— begin Dataset extract —

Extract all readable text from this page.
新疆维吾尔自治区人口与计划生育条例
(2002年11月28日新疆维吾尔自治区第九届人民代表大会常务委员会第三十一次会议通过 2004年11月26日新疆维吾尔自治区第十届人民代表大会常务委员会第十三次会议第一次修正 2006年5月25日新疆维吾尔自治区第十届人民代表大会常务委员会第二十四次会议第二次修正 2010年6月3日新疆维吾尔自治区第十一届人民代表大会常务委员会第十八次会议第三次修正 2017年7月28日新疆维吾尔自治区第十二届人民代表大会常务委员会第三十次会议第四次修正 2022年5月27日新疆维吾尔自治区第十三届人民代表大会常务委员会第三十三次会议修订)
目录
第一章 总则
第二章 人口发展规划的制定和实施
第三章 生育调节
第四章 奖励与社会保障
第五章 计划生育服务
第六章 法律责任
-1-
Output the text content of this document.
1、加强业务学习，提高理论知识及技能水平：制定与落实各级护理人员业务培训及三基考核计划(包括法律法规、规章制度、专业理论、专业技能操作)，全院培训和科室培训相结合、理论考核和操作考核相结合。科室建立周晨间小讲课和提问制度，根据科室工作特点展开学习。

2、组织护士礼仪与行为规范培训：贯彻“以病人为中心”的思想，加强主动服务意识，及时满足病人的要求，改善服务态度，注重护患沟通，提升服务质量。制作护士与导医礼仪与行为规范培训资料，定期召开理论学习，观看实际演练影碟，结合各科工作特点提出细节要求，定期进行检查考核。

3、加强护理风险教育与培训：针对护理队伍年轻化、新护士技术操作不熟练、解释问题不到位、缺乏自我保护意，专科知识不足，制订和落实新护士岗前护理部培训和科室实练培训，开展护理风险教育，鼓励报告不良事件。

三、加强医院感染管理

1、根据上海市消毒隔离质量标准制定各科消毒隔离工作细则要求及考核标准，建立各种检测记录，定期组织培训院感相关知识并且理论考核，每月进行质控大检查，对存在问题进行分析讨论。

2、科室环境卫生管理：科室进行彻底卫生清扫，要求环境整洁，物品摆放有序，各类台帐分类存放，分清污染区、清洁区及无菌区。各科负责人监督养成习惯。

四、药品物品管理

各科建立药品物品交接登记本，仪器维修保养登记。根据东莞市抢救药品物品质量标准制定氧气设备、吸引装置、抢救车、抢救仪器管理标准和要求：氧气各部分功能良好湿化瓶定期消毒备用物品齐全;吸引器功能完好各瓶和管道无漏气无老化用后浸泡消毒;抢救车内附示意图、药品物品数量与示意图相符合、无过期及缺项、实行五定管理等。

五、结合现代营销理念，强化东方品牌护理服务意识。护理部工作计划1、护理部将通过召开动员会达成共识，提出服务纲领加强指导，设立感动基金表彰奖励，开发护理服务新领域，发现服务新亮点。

— end Dataset extract —

» **Short task**:
Reproduce each entry exactly, leaving out nothing.

» **Task solution**:
Extract all readable text from this page.
新疆维吾尔自治区人口与计划生育条例
(2002年11月28日新疆维吾尔自治区第九届人民代表大会常务委员会第三十一次会议通过 2004年11月26日新疆维吾尔自治区第十届人民代表大会常务委员会第十三次会议第一次修正 2006年5月25日新疆维吾尔自治区第十届人民代表大会常务委员会第二十四次会议第二次修正 2010年6月3日新疆维吾尔自治区第十一届人民代表大会常务委员会第十八次会议第三次修正 2017年7月28日新疆维吾尔自治区第十二届人民代表大会常务委员会第三十次会议第四次修正 2022年5月27日新疆维吾尔自治区第十三届人民代表大会常务委员会第三十三次会议修订)
目录
第一章 总则
第二章 人口发展规划的制定和实施
第三章 生育调节
第四章 奖励与社会保障
第五章 计划生育服务
第六章 法律责任
-1-
Output the text content of this document.
1、加强业务学习，提高理论知识及技能水平：制定与落实各级护理人员业务培训及三基考核计划(包括法律法规、规章制度、专业理论、专业技能操作)，全院培训和科室培训相结合、理论考核和操作考核相结合。科室建立周晨间小讲课和提问制度，根据科室工作特点展开学习。

2、组织护士礼仪与行为规范培训：贯彻“以病人为中心”的思想，加强主动服务意识，及时满足病人的要求，改善服务态度，注重护患沟通，提升服务质量。制作护士与导医礼仪与行为规范培训资料，定期召开理论学习，观看实际演练影碟，结合各科工作特点提出细节要求，定期进行检查考核。

3、加强护理风险教育与培训：针对护理队伍年轻化、新护士技术操作不熟练、解释问题不到位、缺乏自我保护意，专科知识不足，制订和落实新护士岗前护理部培训和科室实练培训，开展护理风险教育，鼓励报告不良事件。

三、加强医院感染管理

1、根据上海市消毒隔离质量标准制定各科消毒隔离工作细则要求及考核标准，建立各种检测记录，定期组织培训院感相关知识并且理论考核，每月进行质控大检查，对存在问题进行分析讨论。

2、科室环境卫生管理：科室进行彻底卫生清扫，要求环境整洁，物品摆放有序，各类台帐分类存放，分清污染区、清洁区及无菌区。各科负责人监督养成习惯。

四、药品物品管理

各科建立药品物品交接登记本，仪器维修保养登记。根据东莞市抢救药品物品质量标准制定氧气设备、吸引装置、抢救车、抢救仪器管理标准和要求：氧气各部分功能良好湿化瓶定期消毒备用物品齐全;吸引器功能完好各瓶和管道无漏气无老化用后浸泡消毒;抢救车内附示意图、药品物品数量与示意图相符合、无过期及缺项、实行五定管理等。

五、结合现代营销理念，强化东方品牌护理服务意识。护理部工作计划1、护理部将通过召开动员会达成共识，提出服务纲领加强指导，设立感动基金表彰奖励，开发护理服务新领域，发现服务新亮点。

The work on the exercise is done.